Consigne a ▸ Dans les enregistrements, recopiez à l'identique tout ce qui va de la ligne contenant « Patent image size: (842, 579). » jusqu'à la ligne contenant « The ellipse 93 is at (524, 314). », ces deux lignes comprises.
☆ ☆ ☆ ☆
Gabriel Attal face à Jérôme Bayle : joli coup, mais la révolte continue

Quand le malaise est tellement profond, même les mesures de bon sens de Gabriel Attal ne suffisent plus.
attal agriculteurs

Il y a une chose que l'on ne pourra pas reprocher à Gabriel Attal : le choix des images et des lieux. Venir annoncer ses mesures destinées à répondre à la révolte des agriculteurs dans une cour de ferme, derrière une botte de paille, puis aller rencontrer, sur l'A64 bloquée, les agriculteurs, dont Jérôme Bayle, leader du mouvement dans la Haute-Garonne, que l'on prenait pour un gros dur indomptable : l'image du vendredi soir est parfaite. Pour Gabriel Attal, qui traînait le boulet Oudéa-Castéra depuis sa nomination, l'adoubement par Jérôme Bayle, avec apéritif improvisé sur le blocage pour célébrer les « preuves d’amour » données, est une aubaine médiatique. Coup double pour le nouveau Premier ministre : il y a de fortes chances qu'il éteigne le mouvement et il vient de gagner, en un vendredi soir, son diplôme « cul des vaches » que ses prédécesseurs mettaient des décennies à acquérir. Gabriel Attal est un habile, c'est confirmé. D'autant plus qu'il n'est pas venu les mains vides : la fin de la hausse de la taxe sur le GNR (gazole non routier) - un camouflet pour Bruno Le Maire et le ministre du budget de l'époque, un certain ... Gabriel Attal - faisait partie du voyage. C'était une revendication phare du mouvement. Le gouvernement ne pouvait pas faire moins.
☆ ☆ ☆ ☆
Consigne b ▸
Répondez à ces questions sur l'article consacré à Gabriel Attal et aux agriculteurs :
(i) Sur quelle autoroute bloquée Gabriel Attal est-il allé voir les agriculteurs ?
(ii) Dans quel département Jérôme Bayle mène-t-il le mouvement ?
(iii) Sur quelle taxe la hausse prend-elle fin ?

Enregistrements conservés d'une collection:
☆ ☆ ☆ ☆
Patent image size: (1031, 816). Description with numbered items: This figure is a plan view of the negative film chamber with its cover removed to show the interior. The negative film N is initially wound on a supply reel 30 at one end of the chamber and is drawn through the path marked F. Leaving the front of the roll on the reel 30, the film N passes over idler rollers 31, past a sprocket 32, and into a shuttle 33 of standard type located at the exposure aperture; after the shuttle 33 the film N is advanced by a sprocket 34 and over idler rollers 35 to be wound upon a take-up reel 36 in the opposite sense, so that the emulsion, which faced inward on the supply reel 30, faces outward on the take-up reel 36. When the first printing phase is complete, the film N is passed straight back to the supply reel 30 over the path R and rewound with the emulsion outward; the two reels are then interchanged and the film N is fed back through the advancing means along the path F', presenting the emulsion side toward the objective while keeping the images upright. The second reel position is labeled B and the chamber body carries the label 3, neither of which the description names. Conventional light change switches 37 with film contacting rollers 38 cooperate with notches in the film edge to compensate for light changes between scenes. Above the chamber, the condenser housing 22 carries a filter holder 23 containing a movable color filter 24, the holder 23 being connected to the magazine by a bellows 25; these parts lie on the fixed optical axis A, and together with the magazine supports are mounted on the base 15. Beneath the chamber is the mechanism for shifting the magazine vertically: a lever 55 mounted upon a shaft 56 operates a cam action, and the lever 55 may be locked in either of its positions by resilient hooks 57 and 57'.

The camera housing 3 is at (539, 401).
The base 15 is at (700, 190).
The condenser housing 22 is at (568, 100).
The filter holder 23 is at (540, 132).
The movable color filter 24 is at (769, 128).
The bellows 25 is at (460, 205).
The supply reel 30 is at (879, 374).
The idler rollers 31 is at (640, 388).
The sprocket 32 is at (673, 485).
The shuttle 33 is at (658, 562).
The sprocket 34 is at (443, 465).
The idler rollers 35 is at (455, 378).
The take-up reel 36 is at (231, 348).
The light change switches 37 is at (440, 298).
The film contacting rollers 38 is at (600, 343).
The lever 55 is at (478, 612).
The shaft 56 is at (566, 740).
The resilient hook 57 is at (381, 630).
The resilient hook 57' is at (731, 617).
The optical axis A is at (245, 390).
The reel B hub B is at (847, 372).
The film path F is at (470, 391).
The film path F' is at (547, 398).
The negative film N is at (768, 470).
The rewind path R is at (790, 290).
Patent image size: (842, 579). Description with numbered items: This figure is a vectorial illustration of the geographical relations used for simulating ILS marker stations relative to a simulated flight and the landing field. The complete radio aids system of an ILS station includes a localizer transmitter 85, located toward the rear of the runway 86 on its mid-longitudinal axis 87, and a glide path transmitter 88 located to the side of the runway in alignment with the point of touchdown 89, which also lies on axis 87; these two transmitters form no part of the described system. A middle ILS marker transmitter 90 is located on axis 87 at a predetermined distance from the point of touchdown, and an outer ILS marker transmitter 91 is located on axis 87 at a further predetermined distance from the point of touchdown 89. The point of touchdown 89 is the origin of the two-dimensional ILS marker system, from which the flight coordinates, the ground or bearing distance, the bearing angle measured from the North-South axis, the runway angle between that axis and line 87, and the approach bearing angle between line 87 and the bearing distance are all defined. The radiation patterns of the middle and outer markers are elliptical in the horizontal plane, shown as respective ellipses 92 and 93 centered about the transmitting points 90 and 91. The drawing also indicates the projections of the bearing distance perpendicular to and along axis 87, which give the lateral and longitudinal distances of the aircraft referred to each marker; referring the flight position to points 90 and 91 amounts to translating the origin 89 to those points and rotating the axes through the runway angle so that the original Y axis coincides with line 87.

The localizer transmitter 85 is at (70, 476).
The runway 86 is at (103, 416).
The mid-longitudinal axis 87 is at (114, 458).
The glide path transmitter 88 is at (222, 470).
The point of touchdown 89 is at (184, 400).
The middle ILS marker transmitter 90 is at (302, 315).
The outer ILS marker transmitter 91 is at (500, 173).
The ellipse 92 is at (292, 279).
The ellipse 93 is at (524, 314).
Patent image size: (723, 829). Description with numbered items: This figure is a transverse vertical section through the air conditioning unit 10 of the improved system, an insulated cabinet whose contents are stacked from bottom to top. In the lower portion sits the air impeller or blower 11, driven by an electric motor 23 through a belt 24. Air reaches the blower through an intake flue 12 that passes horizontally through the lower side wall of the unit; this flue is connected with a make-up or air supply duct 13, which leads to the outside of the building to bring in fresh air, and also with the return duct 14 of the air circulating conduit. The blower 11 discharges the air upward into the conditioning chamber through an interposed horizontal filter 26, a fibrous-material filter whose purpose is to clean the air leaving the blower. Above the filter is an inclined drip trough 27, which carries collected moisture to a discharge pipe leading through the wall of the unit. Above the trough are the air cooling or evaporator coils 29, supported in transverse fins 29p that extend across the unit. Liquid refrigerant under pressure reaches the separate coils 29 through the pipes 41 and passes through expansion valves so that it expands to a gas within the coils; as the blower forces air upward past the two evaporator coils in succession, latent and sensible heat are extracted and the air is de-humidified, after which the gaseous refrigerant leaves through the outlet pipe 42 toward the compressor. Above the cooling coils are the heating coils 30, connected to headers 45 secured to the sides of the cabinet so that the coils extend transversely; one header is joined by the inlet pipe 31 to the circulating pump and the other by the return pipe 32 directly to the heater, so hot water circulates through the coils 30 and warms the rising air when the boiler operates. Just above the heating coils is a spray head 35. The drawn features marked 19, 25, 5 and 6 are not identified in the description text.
☆ ☆ ☆ ☆
Réponse a ▸
Patent image size: (842, 579). Description with numbered items: This figure is a vectorial illustration of the geographical relations used for simulating ILS marker stations relative to a simulated flight and the landing field. The complete radio aids system of an ILS station includes a localizer transmitter 85, located toward the rear of the runway 86 on its mid-longitudinal axis 87, and a glide path transmitter 88 located to the side of the runway in alignment with the point of touchdown 89, which also lies on axis 87; these two transmitters form no part of the described system. A middle ILS marker transmitter 90 is located on axis 87 at a predetermined distance from the point of touchdown, and an outer ILS marker transmitter 91 is located on axis 87 at a further predetermined distance from the point of touchdown 89. The point of touchdown 89 is the origin of the two-dimensional ILS marker system, from which the flight coordinates, the ground or bearing distance, the bearing angle measured from the North-South axis, the runway angle between that axis and line 87, and the approach bearing angle between line 87 and the bearing distance are all defined. The radiation patterns of the middle and outer markers are elliptical in the horizontal plane, shown as respective ellipses 92 and 93 centered about the transmitting points 90 and 91. The drawing also indicates the projections of the bearing distance perpendicular to and along axis 87, which give the lateral and longitudinal distances of the aircraft referred to each marker; referring the flight position to points 90 and 91 amounts to translating the origin 89 to those points and rotating the axes through the runway angle so that the original Y axis coincides with line 87.

The localizer transmitter 85 is at (70, 476).
The runway 86 is at (103, 416).
The mid-longitudinal axis 87 is at (114, 458).
The glide path transmitter 88 is at (222, 470).
The point of touchdown 89 is at (184, 400).
The middle ILS marker transmitter 90 is at (302, 315).
The outer ILS marker transmitter 91 is at (500, 173).
The ellipse 92 is at (292, 279).
The ellipse 93 is at (524, 314).

Réponse b ▸
(i) Sur l'A64.
(ii) Dans la Haute-Garonne.
(iii) Sur la taxe sur le GNR (gazole non routier).